Rows:
* * * * * * * * *
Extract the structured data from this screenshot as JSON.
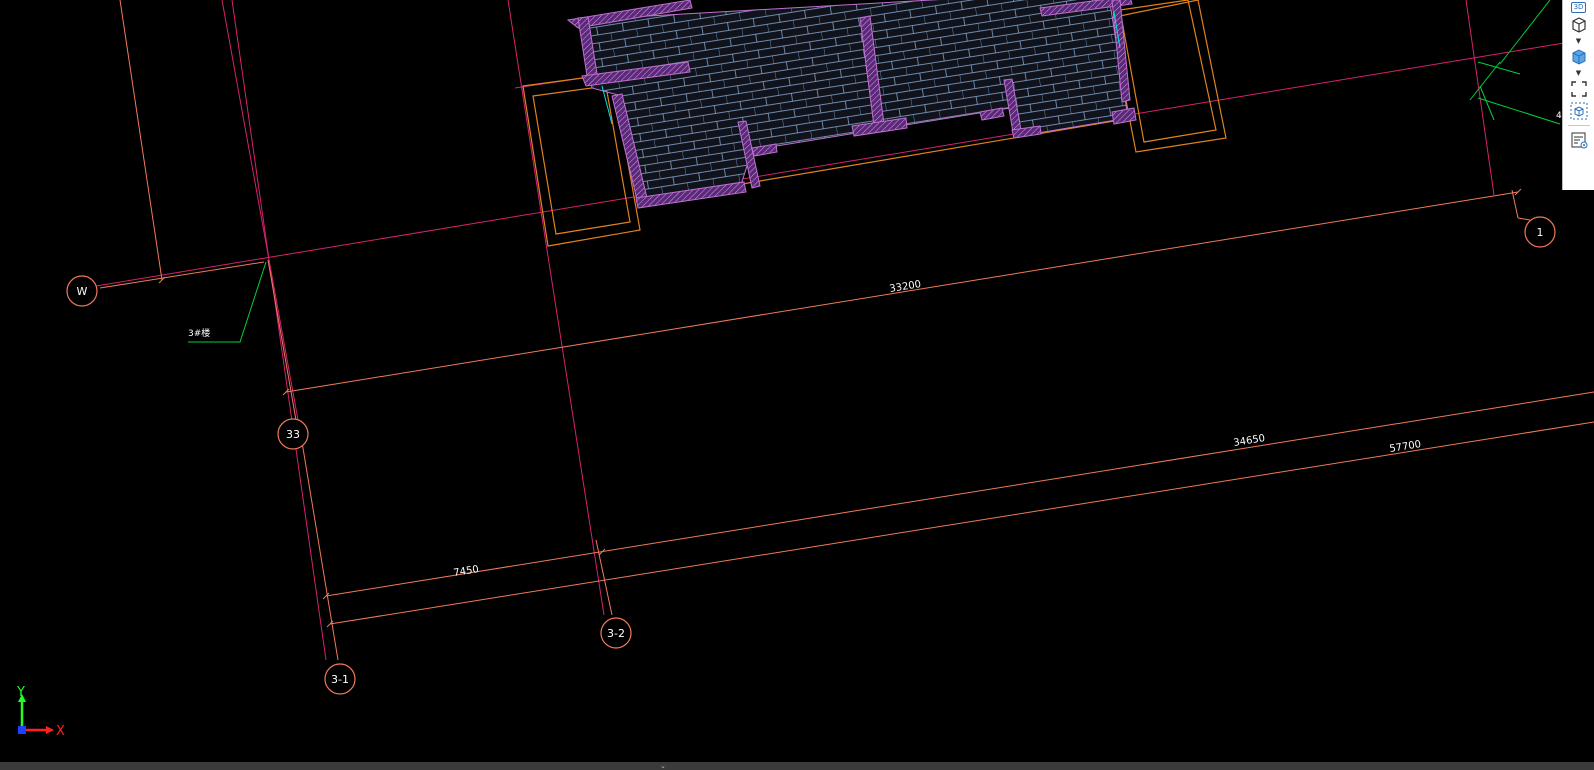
{
  "canvas": {
    "background": "#000000",
    "colors": {
      "grid_line": "#d6216e",
      "dimension_line": "#f07a5a",
      "bubble": "#f07a5a",
      "wall_outline": "#c070d0",
      "wall_fill": "#8a3fb0",
      "brick_pattern": "#8fb0d8",
      "footprint": "#e0821e",
      "leader": "#00d23a",
      "cyan_edge": "#00e6e6"
    }
  },
  "axes": {
    "row_w": "W",
    "col_33": "33",
    "col_3_1": "3-1",
    "col_3_2": "3-2",
    "col_1": "1"
  },
  "dimensions": {
    "d33200": "33200",
    "d34650": "34650",
    "d57700": "57700",
    "d7450": "7450"
  },
  "leaders": {
    "building_label": "3#楼",
    "right_label": "4"
  },
  "toolbar": {
    "badge_3d": "3D",
    "caret": "▼",
    "items": [
      "view-3d",
      "view-cube",
      "solid-cube",
      "fullscreen",
      "isometric-view",
      "properties-list"
    ]
  },
  "ucs": {
    "x_label": "X",
    "y_label": "Y",
    "x_color": "#ff2020",
    "y_color": "#20ff20",
    "origin_color": "#2040ff"
  },
  "bottombar": {
    "handle": "⌄"
  }
}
* * * * * * * * *
Directions for this task: Quote the data exactly, leaving every image out of the copy.

Response to the task:
Extract the structured data from this screenshot as JSON.
{
  "canvas": {
    "background": "#000000",
    "colors": {
      "grid_line": "#d6216e",
      "dimension_line": "#f07a5a",
      "bubble": "#f07a5a",
      "wall_outline": "#c070d0",
      "wall_fill": "#8a3fb0",
      "brick_pattern": "#8fb0d8",
      "footprint": "#e0821e",
      "leader": "#00d23a",
      "cyan_edge": "#00e6e6"
    }
  },
  "axes": {
    "row_w": "W",
    "col_33": "33",
    "col_3_1": "3-1",
    "col_3_2": "3-2",
    "col_1": "1"
  },
  "dimensions": {
    "d33200": "33200",
    "d34650": "34650",
    "d57700": "57700",
    "d7450": "7450"
  },
  "leaders": {
    "building_label": "3#楼",
    "right_label": "4"
  },
  "toolbar": {
    "badge_3d": "3D",
    "caret": "▼",
    "items": [
      "view-3d",
      "view-cube",
      "solid-cube",
      "fullscreen",
      "isometric-view",
      "properties-list"
    ]
  },
  "ucs": {
    "x_label": "X",
    "y_label": "Y",
    "x_color": "#ff2020",
    "y_color": "#20ff20",
    "origin_color": "#2040ff"
  },
  "bottombar": {
    "handle": "⌄"
  }
}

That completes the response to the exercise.